■ AIM OF THE TASK ■
Copy every line of the records below where the word "nNervio" occurs.

■ STORED ROWS ■
☆ ☆ ☆ ☆ ☆ ☆ ☆

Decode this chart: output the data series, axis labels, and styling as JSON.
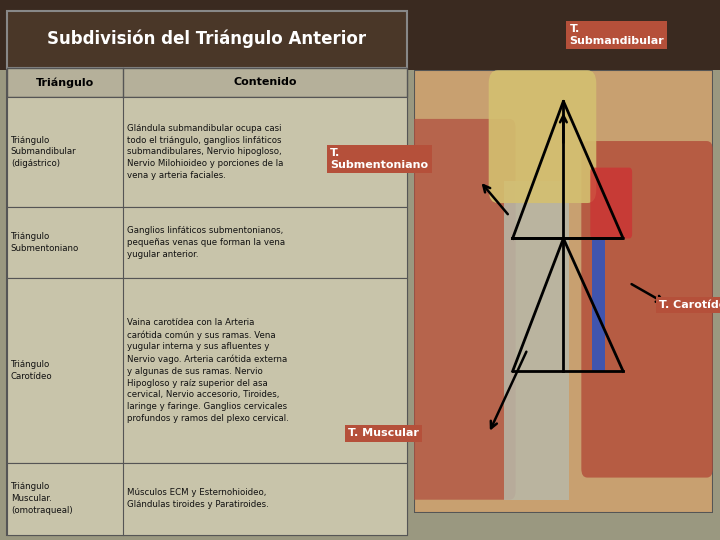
{
  "title": "Subdivisión del Triángulo Anterior",
  "title_bg": "#4a3728",
  "title_color": "#ffffff",
  "header_bg": "#b5b09a",
  "header_color": "#000000",
  "row_bg": "#c8c4aa",
  "table_border": "#555555",
  "slide_bg": "#9a9880",
  "dark_top_bg": "#3a2a20",
  "col1_header": "Triángulo",
  "col2_header": "Contenido",
  "rows": [
    {
      "triangle": "Triángulo\nSubmandibular\n(digástrico)",
      "content": "Glándula submandibular ocupa casi\ntodo el triángulo, ganglios linfáticos\nsubmandibulares, Nervio hipogloso,\nNervio Milohioideo y porciones de la\nvena y arteria faciales."
    },
    {
      "triangle": "Triángulo\nSubmentoniano",
      "content": "Ganglios linfáticos submentonianos,\npequeñas venas que forman la vena\nyugular anterior."
    },
    {
      "triangle": "Triángulo\nCarotídeo",
      "content": "Vaina carotídea con la Arteria\ncarótida común y sus ramas. Vena\nyugular interna y sus afluentes y\nNervio vago. Arteria carótida externa\ny algunas de sus ramas. Nervio\nHipogloso y raíz superior del asa\ncervical, Nervio accesorio, Tiroides,\nlaringe y faringe. Ganglios cervicales\nprofundos y ramos del plexo cervical."
    },
    {
      "triangle": "Triángulo\nMuscular.\n(omotraqueal)",
      "content": "Músculos ECM y Esternohioideo,\nGlándulas tiroides y Paratiroides."
    }
  ],
  "label_bg": "#b5503a",
  "label_color": "#ffffff"
}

☆ ☆ ☆ ☆ ☆ ☆ ☆

■ EXERCISE ANSWER ■
      "content": "Glándula submandibular ocupa casi\ntodo el triángulo, ganglios linfáticos\nsubmandibulares, Nervio hipogloso,\nNervio Milohioideo y porciones de la\nvena y arteria faciales."
      "content": "Vaina carotídea con la Arteria\ncarótida común y sus ramas. Vena\nyugular interna y sus afluentes y\nNervio vago. Arteria carótida externa\ny algunas de sus ramas. Nervio\nHipogloso y raíz superior del asa\ncervical, Nervio accesorio, Tiroides,\nlaringe y faringe. Ganglios cervicales\nprofundos y ramos del plexo cervical."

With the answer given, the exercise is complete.